- WHAT YOU HAVE TO DO
The line that contains "Give me the" and every line after it, down to the last one, must be restated word for word, with no pictures.

BEGIN EXCERPTED RECORDS

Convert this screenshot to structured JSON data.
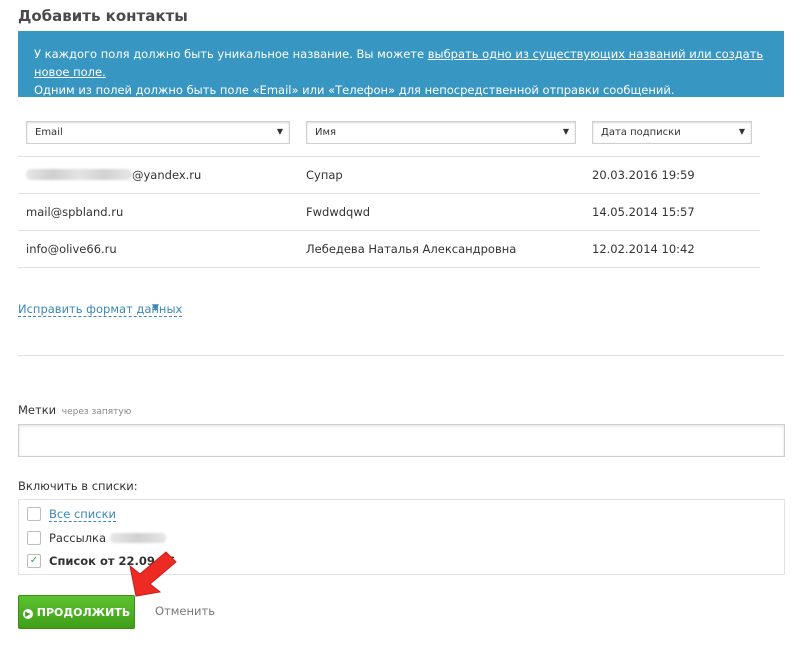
{
  "page": {
    "title": "Добавить контакты"
  },
  "info": {
    "line1_prefix": "У каждого поля должно быть уникальное название. Вы можете ",
    "line1_link": "выбрать одно из существующих названий или создать новое поле.",
    "line2": "Одним из полей должно быть поле «Email» или «Телефон» для непосредственной отправки сообщений."
  },
  "columns": [
    {
      "selected": "Email"
    },
    {
      "selected": "Имя"
    },
    {
      "selected": "Дата подписки"
    }
  ],
  "rows": [
    {
      "email_suffix": "@yandex.ru",
      "name": "Супар",
      "date": "20.03.2016 19:59"
    },
    {
      "email": "mail@spbland.ru",
      "name": "Fwdwdqwd",
      "date": "14.05.2014 15:57"
    },
    {
      "email": "info@olive66.ru",
      "name": "Лебедева Наталья Александровна",
      "date": "12.02.2014 10:42"
    }
  ],
  "fix_format": {
    "label": "Исправить формат данных"
  },
  "tags": {
    "label": "Метки",
    "hint": "через запятую",
    "value": ""
  },
  "lists": {
    "label": "Включить в списки:",
    "all": {
      "label": "Все списки",
      "checked": false
    },
    "mailing": {
      "label": "Рассылка",
      "checked": false
    },
    "list_sept": {
      "label": "Список от 22.09.16",
      "checked": true
    }
  },
  "actions": {
    "continue_label": "ПРОДОЛЖИТЬ",
    "cancel_label": "Отменить"
  },
  "colors": {
    "info_bg": "#3796c2",
    "button_green": "#4caf24",
    "link": "#3a87b7",
    "arrow": "#ee2a24"
  }
}
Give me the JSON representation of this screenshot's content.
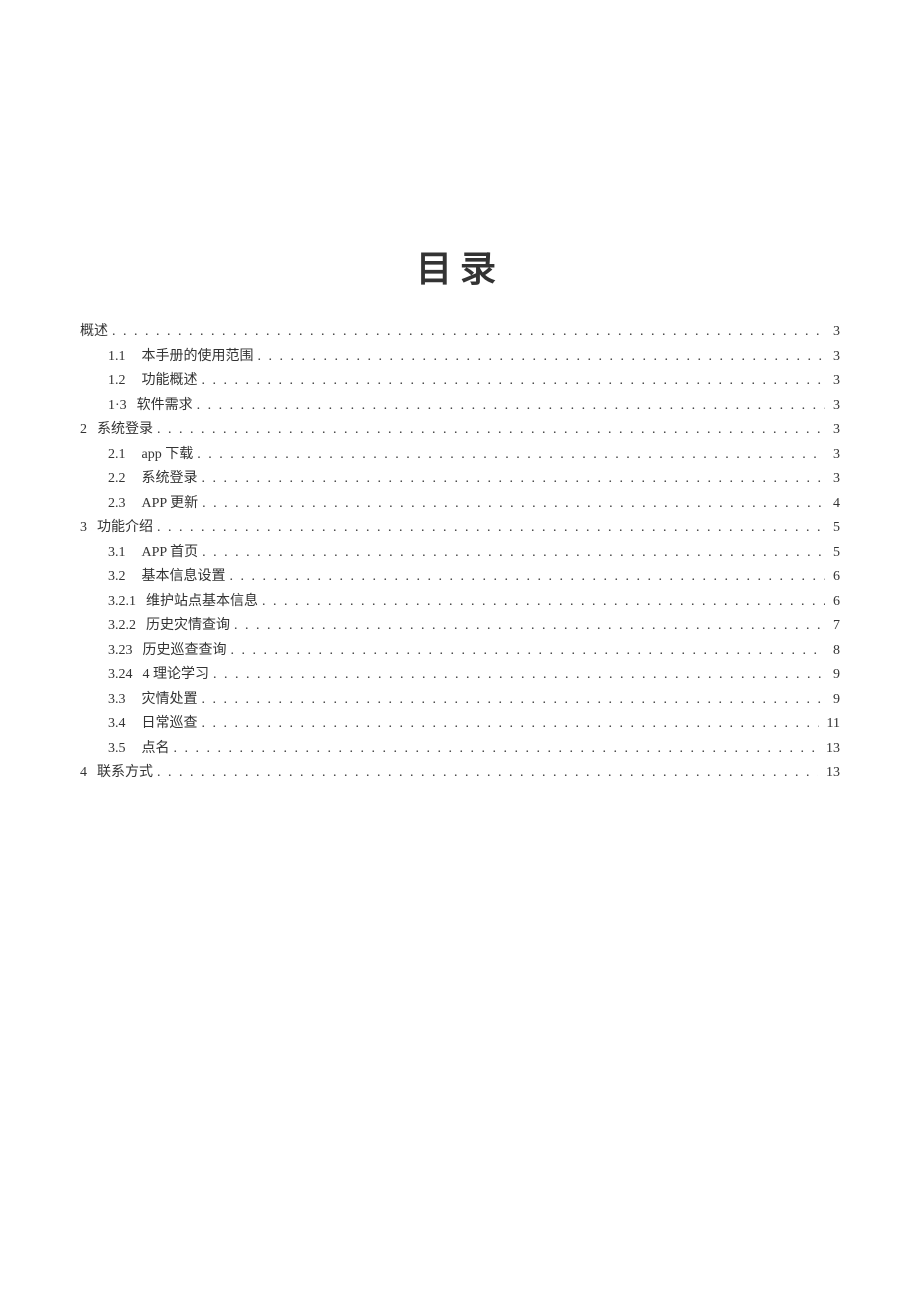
{
  "title": "目录",
  "entries": [
    {
      "level": 1,
      "num": "",
      "text": "概述",
      "page": "3"
    },
    {
      "level": 2,
      "num": "1.1",
      "text": "本手册的使用范围",
      "page": "3"
    },
    {
      "level": 2,
      "num": "1.2",
      "text": "功能概述",
      "page": "3"
    },
    {
      "level": 2,
      "num": "1·3",
      "text": "软件需求",
      "page": "3"
    },
    {
      "level": 1,
      "num": "2",
      "text": "系统登录",
      "page": "3"
    },
    {
      "level": 2,
      "num": "2.1",
      "text": "app 下载",
      "page": "3"
    },
    {
      "level": 2,
      "num": "2.2",
      "text": "系统登录",
      "page": "3"
    },
    {
      "level": 2,
      "num": "2.3",
      "text": "APP 更新",
      "page": "4"
    },
    {
      "level": 1,
      "num": "3",
      "text": "功能介绍",
      "page": "5"
    },
    {
      "level": 2,
      "num": "3.1",
      "text": "APP 首页",
      "page": "5"
    },
    {
      "level": 2,
      "num": "3.2",
      "text": "基本信息设置",
      "page": "6"
    },
    {
      "level": 3,
      "num": "3.2.1",
      "text": "维护站点基本信息",
      "page": "6"
    },
    {
      "level": 3,
      "num": "3.2.2",
      "text": "历史灾情查询",
      "page": "7"
    },
    {
      "level": 3,
      "num": "3.23",
      "text": "历史巡查查询",
      "page": "8"
    },
    {
      "level": 3,
      "num": "3.24",
      "text": "4 理论学习",
      "page": "9"
    },
    {
      "level": 2,
      "num": "3.3",
      "text": "灾情处置",
      "page": "9"
    },
    {
      "level": 2,
      "num": "3.4",
      "text": "日常巡查",
      "page": "11"
    },
    {
      "level": 2,
      "num": "3.5",
      "text": "点名",
      "page": "13"
    },
    {
      "level": 1,
      "num": "4",
      "text": "联系方式",
      "page": "13"
    }
  ]
}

END EXCERPTED RECORDS

- ANSWER FOR THE TASK
Give me the JSON representation of this screenshot's content.
{
  "title": "目录",
  "entries": [
    {
      "level": 1,
      "num": "",
      "text": "概述",
      "page": "3"
    },
    {
      "level": 2,
      "num": "1.1",
      "text": "本手册的使用范围",
      "page": "3"
    },
    {
      "level": 2,
      "num": "1.2",
      "text": "功能概述",
      "page": "3"
    },
    {
      "level": 2,
      "num": "1·3",
      "text": "软件需求",
      "page": "3"
    },
    {
      "level": 1,
      "num": "2",
      "text": "系统登录",
      "page": "3"
    },
    {
      "level": 2,
      "num": "2.1",
      "text": "app 下载",
      "page": "3"
    },
    {
      "level": 2,
      "num": "2.2",
      "text": "系统登录",
      "page": "3"
    },
    {
      "level": 2,
      "num": "2.3",
      "text": "APP 更新",
      "page": "4"
    },
    {
      "level": 1,
      "num": "3",
      "text": "功能介绍",
      "page": "5"
    },
    {
      "level": 2,
      "num": "3.1",
      "text": "APP 首页",
      "page": "5"
    },
    {
      "level": 2,
      "num": "3.2",
      "text": "基本信息设置",
      "page": "6"
    },
    {
      "level": 3,
      "num": "3.2.1",
      "text": "维护站点基本信息",
      "page": "6"
    },
    {
      "level": 3,
      "num": "3.2.2",
      "text": "历史灾情查询",
      "page": "7"
    },
    {
      "level": 3,
      "num": "3.23",
      "text": "历史巡查查询",
      "page": "8"
    },
    {
      "level": 3,
      "num": "3.24",
      "text": "4 理论学习",
      "page": "9"
    },
    {
      "level": 2,
      "num": "3.3",
      "text": "灾情处置",
      "page": "9"
    },
    {
      "level": 2,
      "num": "3.4",
      "text": "日常巡查",
      "page": "11"
    },
    {
      "level": 2,
      "num": "3.5",
      "text": "点名",
      "page": "13"
    },
    {
      "level": 1,
      "num": "4",
      "text": "联系方式",
      "page": "13"
    }
  ]
}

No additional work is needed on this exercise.